§ AIM:
Pull out every line with the word "Workshop" from the entries below.

A run of records

----

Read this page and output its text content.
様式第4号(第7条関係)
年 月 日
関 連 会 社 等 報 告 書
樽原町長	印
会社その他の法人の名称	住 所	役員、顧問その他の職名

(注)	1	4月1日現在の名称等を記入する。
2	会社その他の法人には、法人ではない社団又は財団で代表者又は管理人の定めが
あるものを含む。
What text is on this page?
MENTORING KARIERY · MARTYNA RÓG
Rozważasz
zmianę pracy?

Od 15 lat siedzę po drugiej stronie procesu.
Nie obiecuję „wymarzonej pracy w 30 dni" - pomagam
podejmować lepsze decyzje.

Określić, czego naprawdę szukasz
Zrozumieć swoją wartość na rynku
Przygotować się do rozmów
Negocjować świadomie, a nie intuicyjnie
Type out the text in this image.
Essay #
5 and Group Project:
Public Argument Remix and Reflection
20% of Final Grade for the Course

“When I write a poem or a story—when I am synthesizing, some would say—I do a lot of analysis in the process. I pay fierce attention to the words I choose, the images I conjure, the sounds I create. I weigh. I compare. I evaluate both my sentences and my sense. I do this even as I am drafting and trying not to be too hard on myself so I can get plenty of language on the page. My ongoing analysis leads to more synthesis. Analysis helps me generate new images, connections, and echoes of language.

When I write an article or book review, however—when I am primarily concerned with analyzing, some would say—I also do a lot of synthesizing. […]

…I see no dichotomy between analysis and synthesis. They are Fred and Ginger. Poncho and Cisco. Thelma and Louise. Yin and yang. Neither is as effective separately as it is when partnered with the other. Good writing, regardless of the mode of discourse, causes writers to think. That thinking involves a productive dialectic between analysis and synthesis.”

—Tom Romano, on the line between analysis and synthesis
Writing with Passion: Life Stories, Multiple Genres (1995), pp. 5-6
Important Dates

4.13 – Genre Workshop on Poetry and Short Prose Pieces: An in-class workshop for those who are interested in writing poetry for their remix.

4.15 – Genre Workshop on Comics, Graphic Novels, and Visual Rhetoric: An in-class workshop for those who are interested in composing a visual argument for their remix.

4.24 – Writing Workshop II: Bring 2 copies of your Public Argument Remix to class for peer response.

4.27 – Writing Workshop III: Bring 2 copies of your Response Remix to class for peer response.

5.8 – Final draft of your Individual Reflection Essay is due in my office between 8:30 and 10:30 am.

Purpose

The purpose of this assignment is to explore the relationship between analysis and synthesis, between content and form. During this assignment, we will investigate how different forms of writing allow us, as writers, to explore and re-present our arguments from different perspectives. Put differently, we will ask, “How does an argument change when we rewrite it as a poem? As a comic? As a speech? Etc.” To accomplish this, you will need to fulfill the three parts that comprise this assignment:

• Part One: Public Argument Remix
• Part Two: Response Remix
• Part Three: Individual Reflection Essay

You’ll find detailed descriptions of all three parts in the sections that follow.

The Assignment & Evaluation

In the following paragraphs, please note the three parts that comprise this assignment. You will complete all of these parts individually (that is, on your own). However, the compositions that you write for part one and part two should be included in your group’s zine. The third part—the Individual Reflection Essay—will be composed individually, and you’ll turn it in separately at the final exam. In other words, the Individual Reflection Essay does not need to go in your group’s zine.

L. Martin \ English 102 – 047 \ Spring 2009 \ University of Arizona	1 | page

----

§ ANSWER TO THE EXERCISE:
4.13 – Genre Workshop on Poetry and Short Prose Pieces: An in-class workshop for those who are interested in writing poetry for their remix.
4.15 – Genre Workshop on Comics, Graphic Novels, and Visual Rhetoric: An in-class workshop for those who are interested in composing a visual argument for their remix.
4.24 – Writing Workshop II: Bring 2 copies of your Public Argument Remix to class for peer response.
4.27 – Writing Workshop III: Bring 2 copies of your Response Remix to class for peer response.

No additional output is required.